Make an exact copy of the data below, leaving out every picture.

§ **Material for this exercise**
========================
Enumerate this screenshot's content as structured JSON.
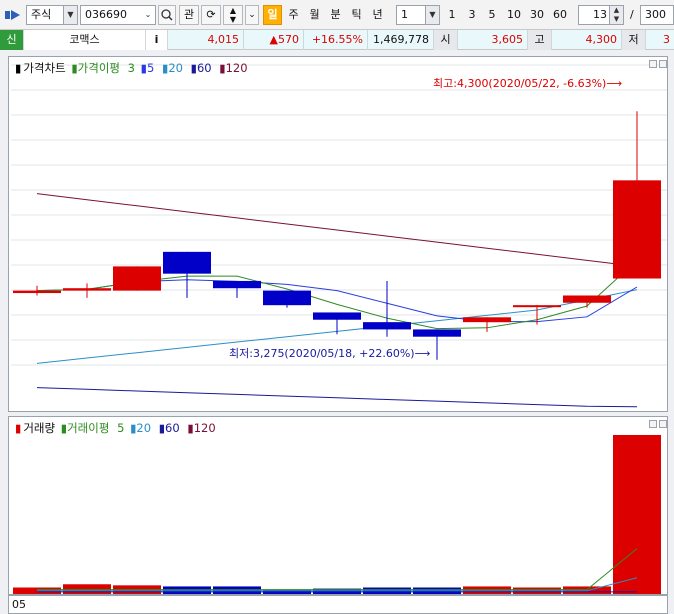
{
  "toolbar": {
    "market_type": "주식",
    "code": "036690",
    "btn_gwan": "관",
    "period_buttons": [
      "일",
      "주",
      "월",
      "분",
      "틱",
      "년"
    ],
    "active_period": "일",
    "interval_select": "1",
    "interval_buttons": [
      "1",
      "3",
      "5",
      "10",
      "30",
      "60"
    ],
    "count_value": "13",
    "slash": "/",
    "total_value": "300"
  },
  "quote": {
    "market_badge": "신",
    "name": "코맥스",
    "info_btn": "i",
    "price": "4,015",
    "change": "▲570",
    "change_pct": "+16.55%",
    "volume": "1,469,778",
    "open_label": "시",
    "open": "3,605",
    "high_label": "고",
    "high": "4,300",
    "low_label": "저",
    "low": "3"
  },
  "price_panel": {
    "legend": {
      "title": "가격차트",
      "ma_label": "가격이평",
      "periods": [
        "3",
        "5",
        "20",
        "60",
        "120"
      ]
    },
    "annotation_high": "최고:4,300(2020/05/22, -6.63%)⟶",
    "annotation_low": "최저:3,275(2020/05/18, +22.60%)⟶"
  },
  "volume_panel": {
    "legend": {
      "title": "거래량",
      "ma_label": "거래이평",
      "periods": [
        "5",
        "20",
        "60",
        "120"
      ]
    }
  },
  "date_axis": {
    "label": "05"
  },
  "colors": {
    "up": "#dd0000",
    "down": "#0000c8",
    "ma3": "#2e8b22",
    "ma5": "#2a3ce0",
    "ma20": "#2a8fc8",
    "ma60": "#1a1a99",
    "ma120": "#7a1038"
  },
  "chart_data": {
    "type": "candlestick",
    "candles": [
      {
        "o": 3550,
        "h": 3580,
        "l": 3540,
        "c": 3560
      },
      {
        "o": 3560,
        "h": 3590,
        "l": 3530,
        "c": 3570
      },
      {
        "o": 3560,
        "h": 3660,
        "l": 3560,
        "c": 3660
      },
      {
        "o": 3720,
        "h": 3720,
        "l": 3530,
        "c": 3630
      },
      {
        "o": 3600,
        "h": 3600,
        "l": 3530,
        "c": 3570
      },
      {
        "o": 3560,
        "h": 3560,
        "l": 3490,
        "c": 3500
      },
      {
        "o": 3470,
        "h": 3470,
        "l": 3380,
        "c": 3440
      },
      {
        "o": 3430,
        "h": 3600,
        "l": 3370,
        "c": 3400
      },
      {
        "o": 3400,
        "h": 3400,
        "l": 3275,
        "c": 3370
      },
      {
        "o": 3430,
        "h": 3450,
        "l": 3390,
        "c": 3450
      },
      {
        "o": 3500,
        "h": 3500,
        "l": 3420,
        "c": 3500
      },
      {
        "o": 3510,
        "h": 3540,
        "l": 3490,
        "c": 3540
      },
      {
        "o": 3610,
        "h": 4300,
        "l": 3610,
        "c": 4015
      }
    ],
    "volumes": [
      60000,
      90000,
      80000,
      70000,
      70000,
      40000,
      50000,
      60000,
      60000,
      70000,
      60000,
      70000,
      1469778
    ]
  }
}
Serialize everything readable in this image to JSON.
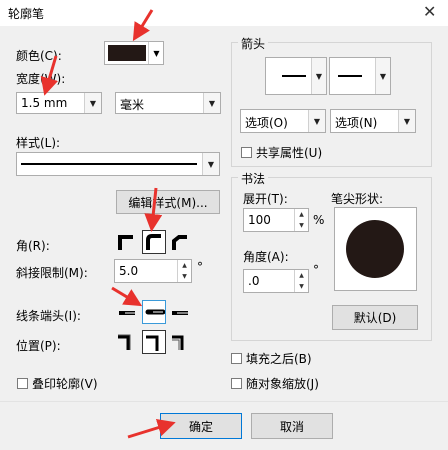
{
  "dialog": {
    "title": "轮廓笔",
    "close_glyph": "✕"
  },
  "color": {
    "label": "颜色(C):",
    "value": "#231815"
  },
  "width": {
    "label": "宽度(W):",
    "value": "1.5 mm",
    "unit": "毫米"
  },
  "style": {
    "label": "样式(L):",
    "edit_button": "编辑样式(M)..."
  },
  "corner": {
    "label": "角(R):"
  },
  "miter": {
    "label": "斜接限制(M):",
    "value": "5.0",
    "unit": "°"
  },
  "linecap": {
    "label": "线条端头(I):"
  },
  "position": {
    "label": "位置(P):"
  },
  "overprint": {
    "label": "叠印轮廓(V)"
  },
  "arrows": {
    "group_label": "箭头",
    "options_left": "选项(O)",
    "options_right": "选项(N)",
    "share_attr": "共享属性(U)"
  },
  "calligraphy": {
    "group_label": "书法",
    "stretch_label": "展开(T):",
    "stretch_value": "100",
    "stretch_unit": "%",
    "angle_label": "角度(A):",
    "angle_value": ".0",
    "angle_unit": "°",
    "nib_label": "笔尖形状:",
    "default_button": "默认(D)",
    "nib_color": "#231815"
  },
  "behind_fill": {
    "label": "填充之后(B)"
  },
  "scale_with": {
    "label": "随对象缩放(J)"
  },
  "footer": {
    "ok": "确定",
    "cancel": "取消"
  },
  "accent": "#e8322d"
}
========================
§ **Solution for this problem**
Enumerate this screenshot's content as structured JSON.
{
  "toolbar": {
    "market_type": "주식",
    "code": "036690",
    "btn_gwan": "관",
    "period_buttons": [
      "일",
      "주",
      "월",
      "분",
      "틱",
      "년"
    ],
    "active_period": "일",
    "interval_select": "1",
    "interval_buttons": [
      "1",
      "3",
      "5",
      "10",
      "30",
      "60"
    ],
    "count_value": "13",
    "slash": "/",
    "total_value": "300"
  },
  "quote": {
    "market_badge": "신",
    "name": "코맥스",
    "info_btn": "i",
    "price": "4,015",
    "change": "▲570",
    "change_pct": "+16.55%",
    "volume": "1,469,778",
    "open_label": "시",
    "open": "3,605",
    "high_label": "고",
    "high": "4,300",
    "low_label": "저",
    "low": "3"
  },
  "price_panel": {
    "legend": {
      "title": "가격차트",
      "ma_label": "가격이평",
      "periods": [
        "3",
        "5",
        "20",
        "60",
        "120"
      ]
    },
    "annotation_high": "최고:4,300(2020/05/22, -6.63%)⟶",
    "annotation_low": "최저:3,275(2020/05/18, +22.60%)⟶"
  },
  "volume_panel": {
    "legend": {
      "title": "거래량",
      "ma_label": "거래이평",
      "periods": [
        "5",
        "20",
        "60",
        "120"
      ]
    }
  },
  "date_axis": {
    "label": "05"
  },
  "colors": {
    "up": "#dd0000",
    "down": "#0000c8",
    "ma3": "#2e8b22",
    "ma5": "#2a3ce0",
    "ma20": "#2a8fc8",
    "ma60": "#1a1a99",
    "ma120": "#7a1038"
  },
  "chart_data": {
    "type": "candlestick",
    "candles": [
      {
        "o": 3550,
        "h": 3580,
        "l": 3540,
        "c": 3560
      },
      {
        "o": 3560,
        "h": 3590,
        "l": 3530,
        "c": 3570
      },
      {
        "o": 3560,
        "h": 3660,
        "l": 3560,
        "c": 3660
      },
      {
        "o": 3720,
        "h": 3720,
        "l": 3530,
        "c": 3630
      },
      {
        "o": 3600,
        "h": 3600,
        "l": 3530,
        "c": 3570
      },
      {
        "o": 3560,
        "h": 3560,
        "l": 3490,
        "c": 3500
      },
      {
        "o": 3470,
        "h": 3470,
        "l": 3380,
        "c": 3440
      },
      {
        "o": 3430,
        "h": 3600,
        "l": 3370,
        "c": 3400
      },
      {
        "o": 3400,
        "h": 3400,
        "l": 3275,
        "c": 3370
      },
      {
        "o": 3430,
        "h": 3450,
        "l": 3390,
        "c": 3450
      },
      {
        "o": 3500,
        "h": 3500,
        "l": 3420,
        "c": 3500
      },
      {
        "o": 3510,
        "h": 3540,
        "l": 3490,
        "c": 3540
      },
      {
        "o": 3610,
        "h": 4300,
        "l": 3610,
        "c": 4015
      }
    ],
    "volumes": [
      60000,
      90000,
      80000,
      70000,
      70000,
      40000,
      50000,
      60000,
      60000,
      70000,
      60000,
      70000,
      1469778
    ]
  }
}
Serialize everything readable in this image to JSON.
{
  "dialog": {
    "title": "轮廓笔",
    "close_glyph": "✕"
  },
  "color": {
    "label": "颜色(C):",
    "value": "#231815"
  },
  "width": {
    "label": "宽度(W):",
    "value": "1.5 mm",
    "unit": "毫米"
  },
  "style": {
    "label": "样式(L):",
    "edit_button": "编辑样式(M)..."
  },
  "corner": {
    "label": "角(R):"
  },
  "miter": {
    "label": "斜接限制(M):",
    "value": "5.0",
    "unit": "°"
  },
  "linecap": {
    "label": "线条端头(I):"
  },
  "position": {
    "label": "位置(P):"
  },
  "overprint": {
    "label": "叠印轮廓(V)"
  },
  "arrows": {
    "group_label": "箭头",
    "options_left": "选项(O)",
    "options_right": "选项(N)",
    "share_attr": "共享属性(U)"
  },
  "calligraphy": {
    "group_label": "书法",
    "stretch_label": "展开(T):",
    "stretch_value": "100",
    "stretch_unit": "%",
    "angle_label": "角度(A):",
    "angle_value": ".0",
    "angle_unit": "°",
    "nib_label": "笔尖形状:",
    "default_button": "默认(D)",
    "nib_color": "#231815"
  },
  "behind_fill": {
    "label": "填充之后(B)"
  },
  "scale_with": {
    "label": "随对象缩放(J)"
  },
  "footer": {
    "ok": "确定",
    "cancel": "取消"
  },
  "accent": "#e8322d"
}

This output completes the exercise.